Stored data
----

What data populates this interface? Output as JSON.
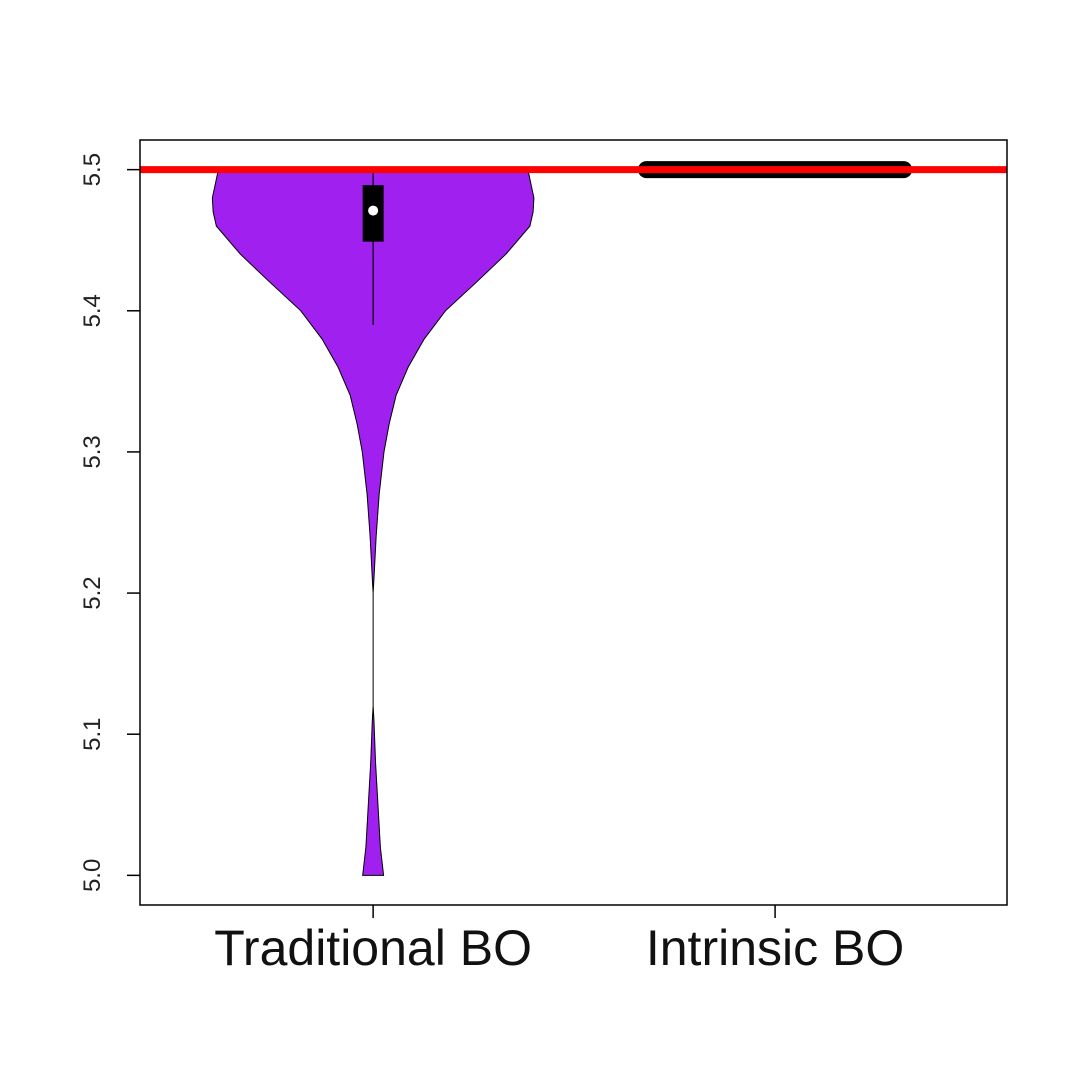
{
  "chart_data": {
    "type": "violin",
    "categories": [
      "Traditional BO",
      "Intrinsic BO"
    ],
    "xlim": [
      0.42,
      2.577
    ],
    "ylim": [
      4.979,
      5.521
    ],
    "yticks": [
      {
        "value": 5.0,
        "label": "5.0"
      },
      5.1,
      5.2,
      5.3,
      5.4,
      5.5
    ],
    "hline": {
      "value": 5.5,
      "color": "#ff0000"
    },
    "series": [
      {
        "color": "#a020f0",
        "density": {
          "y": [
            5.5,
            5.48,
            5.47,
            5.46,
            5.44,
            5.42,
            5.4,
            5.38,
            5.36,
            5.34,
            5.32,
            5.3,
            5.27,
            5.24,
            5.21,
            5.2,
            5.12,
            5.11,
            5.08,
            5.05,
            5.02,
            5.0
          ],
          "width": [
            0.385,
            0.4,
            0.398,
            0.39,
            0.33,
            0.256,
            0.18,
            0.127,
            0.087,
            0.057,
            0.04,
            0.027,
            0.015,
            0.0075,
            0.002,
            0,
            0,
            0.002,
            0.006,
            0.012,
            0.018,
            0.026
          ]
        },
        "whisker_low": 5.39,
        "q1": 5.449,
        "median": 5.471,
        "q3": 5.489,
        "whisker_high": 5.5
      },
      {
        "color": "#000000",
        "density": {
          "y": [
            5.5
          ],
          "width": [
            0.32
          ]
        }
      }
    ]
  }
}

----

*WRITTEN INSTRUCTION*.
Reproduce all entries without any change, and omit the pictures.

*EXERCISE OUTPUT*.
What data populates this interface? Output as JSON.
{
  "chart_data": {
    "type": "violin",
    "categories": [
      "Traditional BO",
      "Intrinsic BO"
    ],
    "xlim": [
      0.42,
      2.577
    ],
    "ylim": [
      4.979,
      5.521
    ],
    "yticks": [
      {
        "value": 5.0,
        "label": "5.0"
      },
      5.1,
      5.2,
      5.3,
      5.4,
      5.5
    ],
    "hline": {
      "value": 5.5,
      "color": "#ff0000"
    },
    "series": [
      {
        "color": "#a020f0",
        "density": {
          "y": [
            5.5,
            5.48,
            5.47,
            5.46,
            5.44,
            5.42,
            5.4,
            5.38,
            5.36,
            5.34,
            5.32,
            5.3,
            5.27,
            5.24,
            5.21,
            5.2,
            5.12,
            5.11,
            5.08,
            5.05,
            5.02,
            5.0
          ],
          "width": [
            0.385,
            0.4,
            0.398,
            0.39,
            0.33,
            0.256,
            0.18,
            0.127,
            0.087,
            0.057,
            0.04,
            0.027,
            0.015,
            0.0075,
            0.002,
            0,
            0,
            0.002,
            0.006,
            0.012,
            0.018,
            0.026
          ]
        },
        "whisker_low": 5.39,
        "q1": 5.449,
        "median": 5.471,
        "q3": 5.489,
        "whisker_high": 5.5
      },
      {
        "color": "#000000",
        "density": {
          "y": [
            5.5
          ],
          "width": [
            0.32
          ]
        }
      }
    ]
  }
}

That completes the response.